§ Requirements: Report back each line of the records that contains the string "annotation".

§ Records supplied:
-- BEGIN --

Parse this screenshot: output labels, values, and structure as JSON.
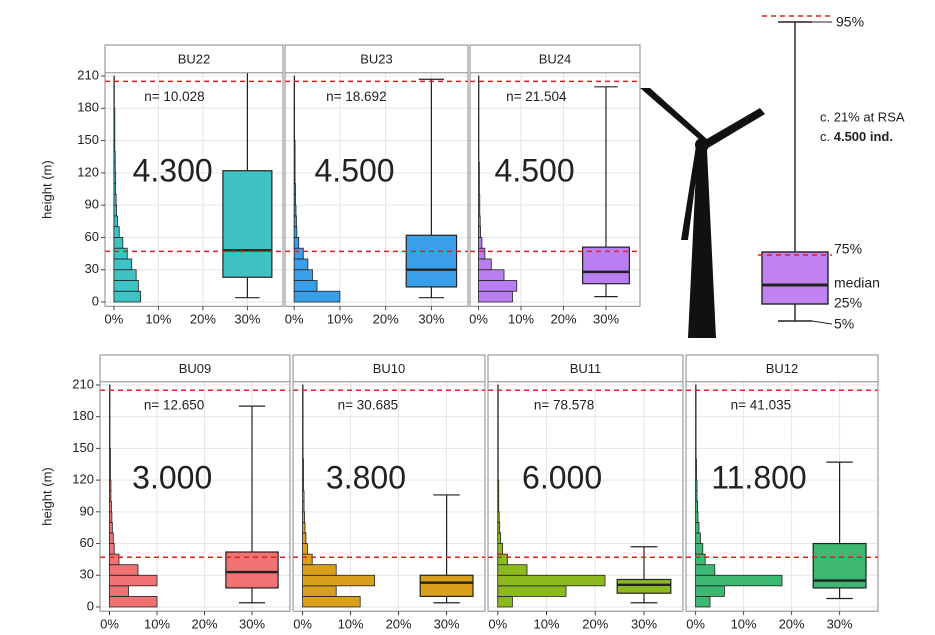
{
  "chart_data": [
    {
      "type": "histbox",
      "title": "BU22",
      "annotation": "n= 10.028",
      "estimate": "4.300",
      "ylabel": "height (m)",
      "show_ytick_labels": true,
      "color": "#3ec2c2",
      "grid": true,
      "bins": [
        0,
        10,
        20,
        30,
        40,
        50,
        60,
        70,
        80,
        90,
        100,
        110,
        120,
        130,
        140,
        150,
        160,
        170,
        180,
        190,
        200,
        210
      ],
      "counts": [
        6,
        5.5,
        5,
        4,
        3,
        2,
        1.2,
        0.8,
        0.6,
        0.5,
        0.4,
        0.4,
        0.3,
        0.3,
        0.2,
        0.2,
        0.2,
        0.2,
        0.1,
        0.1,
        0.1
      ],
      "box": {
        "whisker_low": 4,
        "q1": 23,
        "median": 48,
        "q3": 122,
        "whisker_high": 222
      },
      "reference_lines": [
        47,
        205
      ],
      "ylim": [
        -4,
        213
      ],
      "yticks": [
        0,
        30,
        60,
        90,
        120,
        150,
        180,
        210
      ],
      "xlim": [
        -2,
        38
      ],
      "xticks": [
        {
          "value": 0,
          "label": "0%"
        },
        {
          "value": 10,
          "label": "10%"
        },
        {
          "value": 20,
          "label": "20%"
        },
        {
          "value": 30,
          "label": "30%"
        }
      ]
    },
    {
      "type": "histbox",
      "title": "BU23",
      "annotation": "n= 18.692",
      "estimate": "4.500",
      "show_ytick_labels": false,
      "color": "#3a9fe8",
      "grid": true,
      "bins": [
        0,
        10,
        20,
        30,
        40,
        50,
        60,
        70,
        80,
        90,
        100,
        110,
        120,
        130,
        140,
        150,
        160,
        170,
        180,
        190,
        200,
        210
      ],
      "counts": [
        10,
        5,
        4,
        3,
        2,
        1,
        0.6,
        0.5,
        0.4,
        0.3,
        0.3,
        0.2,
        0.2,
        0.2,
        0.2,
        0.1,
        0.1,
        0.1,
        0.1,
        0.1,
        0.1
      ],
      "box": {
        "whisker_low": 4,
        "q1": 14,
        "median": 30,
        "q3": 62,
        "whisker_high": 207
      },
      "reference_lines": [
        47,
        205
      ],
      "ylim": [
        -4,
        213
      ],
      "yticks": [
        0,
        30,
        60,
        90,
        120,
        150,
        180,
        210
      ],
      "xlim": [
        -2,
        38
      ],
      "xticks": [
        {
          "value": 0,
          "label": "0%"
        },
        {
          "value": 10,
          "label": "10%"
        },
        {
          "value": 20,
          "label": "20%"
        },
        {
          "value": 30,
          "label": "30%"
        }
      ]
    },
    {
      "type": "histbox",
      "title": "BU24",
      "annotation": "n= 21.504",
      "estimate": "4.500",
      "show_ytick_labels": false,
      "color": "#b97ef0",
      "grid": true,
      "bins": [
        0,
        10,
        20,
        30,
        40,
        50,
        60,
        70,
        80,
        90,
        100,
        110,
        120,
        130,
        140,
        150,
        160,
        170,
        180,
        190,
        200,
        210
      ],
      "counts": [
        8,
        9,
        6,
        3,
        1.5,
        0.8,
        0.5,
        0.4,
        0.3,
        0.3,
        0.2,
        0.2,
        0.2,
        0.1,
        0.1,
        0.1,
        0.1,
        0.1,
        0.1,
        0.1,
        0.1
      ],
      "box": {
        "whisker_low": 5,
        "q1": 17,
        "median": 28,
        "q3": 51,
        "whisker_high": 200
      },
      "reference_lines": [
        47,
        205
      ],
      "ylim": [
        -4,
        213
      ],
      "yticks": [
        0,
        30,
        60,
        90,
        120,
        150,
        180,
        210
      ],
      "xlim": [
        -2,
        38
      ],
      "xticks": [
        {
          "value": 0,
          "label": "0%"
        },
        {
          "value": 10,
          "label": "10%"
        },
        {
          "value": 20,
          "label": "20%"
        },
        {
          "value": 30,
          "label": "30%"
        }
      ]
    },
    {
      "type": "histbox",
      "title": "BU09",
      "annotation": "n= 12.650",
      "estimate": "3.000",
      "ylabel": "height (m)",
      "show_ytick_labels": true,
      "color": "#f07272",
      "grid": true,
      "bins": [
        0,
        10,
        20,
        30,
        40,
        50,
        60,
        70,
        80,
        90,
        100,
        110,
        120,
        130,
        140,
        150,
        160,
        170,
        180,
        190,
        200,
        210
      ],
      "counts": [
        10,
        4,
        10,
        6,
        2,
        1,
        0.8,
        0.6,
        0.5,
        0.4,
        0.3,
        0.3,
        0.2,
        0.2,
        0.2,
        0.1,
        0.1,
        0.1,
        0.1,
        0.1,
        0.1
      ],
      "box": {
        "whisker_low": 4,
        "q1": 18,
        "median": 33,
        "q3": 52,
        "whisker_high": 190
      },
      "reference_lines": [
        47,
        205
      ],
      "ylim": [
        -4,
        213
      ],
      "yticks": [
        0,
        30,
        60,
        90,
        120,
        150,
        180,
        210
      ],
      "xlim": [
        -2,
        38
      ],
      "xticks": [
        {
          "value": 0,
          "label": "0%"
        },
        {
          "value": 10,
          "label": "10%"
        },
        {
          "value": 20,
          "label": "20%"
        },
        {
          "value": 30,
          "label": "30%"
        }
      ]
    },
    {
      "type": "histbox",
      "title": "BU10",
      "annotation": "n= 30.685",
      "estimate": "3.800",
      "show_ytick_labels": false,
      "color": "#d9a01e",
      "grid": true,
      "bins": [
        0,
        10,
        20,
        30,
        40,
        50,
        60,
        70,
        80,
        90,
        100,
        110,
        120,
        130,
        140,
        150,
        160,
        170,
        180,
        190,
        200,
        210
      ],
      "counts": [
        12,
        7,
        15,
        7,
        2,
        1,
        0.7,
        0.5,
        0.4,
        0.3,
        0.3,
        0.2,
        0.2,
        0.2,
        0.1,
        0.1,
        0.1,
        0.1,
        0.1,
        0.1,
        0.1
      ],
      "box": {
        "whisker_low": 4,
        "q1": 10,
        "median": 23,
        "q3": 30,
        "whisker_high": 106
      },
      "reference_lines": [
        47,
        205
      ],
      "ylim": [
        -4,
        213
      ],
      "yticks": [
        0,
        30,
        60,
        90,
        120,
        150,
        180,
        210
      ],
      "xlim": [
        -2,
        38
      ],
      "xticks": [
        {
          "value": 0,
          "label": "0%"
        },
        {
          "value": 10,
          "label": "10%"
        },
        {
          "value": 20,
          "label": "20%"
        },
        {
          "value": 30,
          "label": "30%"
        }
      ]
    },
    {
      "type": "histbox",
      "title": "BU11",
      "annotation": "n= 78.578",
      "estimate": "6.000",
      "show_ytick_labels": false,
      "color": "#8cba1e",
      "grid": true,
      "bins": [
        0,
        10,
        20,
        30,
        40,
        50,
        60,
        70,
        80,
        90,
        100,
        110,
        120,
        130,
        140,
        150,
        160,
        170,
        180,
        190,
        200,
        210
      ],
      "counts": [
        3,
        14,
        22,
        6,
        2,
        1,
        0.6,
        0.4,
        0.3,
        0.2,
        0.2,
        0.2,
        0.1,
        0.1,
        0.1,
        0.1,
        0.1,
        0.1,
        0.1,
        0.1,
        0.1
      ],
      "box": {
        "whisker_low": 4,
        "q1": 13,
        "median": 21,
        "q3": 26,
        "whisker_high": 57
      },
      "reference_lines": [
        47,
        205
      ],
      "ylim": [
        -4,
        213
      ],
      "yticks": [
        0,
        30,
        60,
        90,
        120,
        150,
        180,
        210
      ],
      "xlim": [
        -2,
        38
      ],
      "xticks": [
        {
          "value": 0,
          "label": "0%"
        },
        {
          "value": 10,
          "label": "10%"
        },
        {
          "value": 20,
          "label": "20%"
        },
        {
          "value": 30,
          "label": "30%"
        }
      ]
    },
    {
      "type": "histbox",
      "title": "BU12",
      "annotation": "n= 41.035",
      "estimate": "11.800",
      "show_ytick_labels": false,
      "color": "#3cb872",
      "grid": true,
      "bins": [
        0,
        10,
        20,
        30,
        40,
        50,
        60,
        70,
        80,
        90,
        100,
        110,
        120,
        130,
        140,
        150,
        160,
        170,
        180,
        190,
        200,
        210
      ],
      "counts": [
        3,
        6,
        18,
        4,
        2,
        1.5,
        1,
        0.7,
        0.5,
        0.4,
        0.3,
        0.3,
        0.2,
        0.2,
        0.1,
        0.1,
        0.1,
        0.1,
        0.1,
        0.1,
        0.1
      ],
      "box": {
        "whisker_low": 8,
        "q1": 18,
        "median": 25,
        "q3": 60,
        "whisker_high": 137
      },
      "reference_lines": [
        47,
        205
      ],
      "ylim": [
        -4,
        213
      ],
      "yticks": [
        0,
        30,
        60,
        90,
        120,
        150,
        180,
        210
      ],
      "xlim": [
        -2,
        38
      ],
      "xticks": [
        {
          "value": 0,
          "label": "0%"
        },
        {
          "value": 10,
          "label": "10%"
        },
        {
          "value": 20,
          "label": "20%"
        },
        {
          "value": 30,
          "label": "30%"
        }
      ]
    }
  ],
  "legend_diagram": {
    "p95": "95%",
    "note": "c. 21% at RSA",
    "count_prefix": "c. ",
    "count": "4.500 ind.",
    "p75": "75%",
    "median": "median",
    "p25": "25%",
    "p5": "5%"
  }
}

-- END --

§ Result of this exercise:
      "annotation": "n= 10.028",
      "annotation": "n= 18.692",
      "annotation": "n= 21.504",
      "annotation": "n= 12.650",
      "annotation": "n= 30.685",
      "annotation": "n= 78.578",
      "annotation": "n= 41.035",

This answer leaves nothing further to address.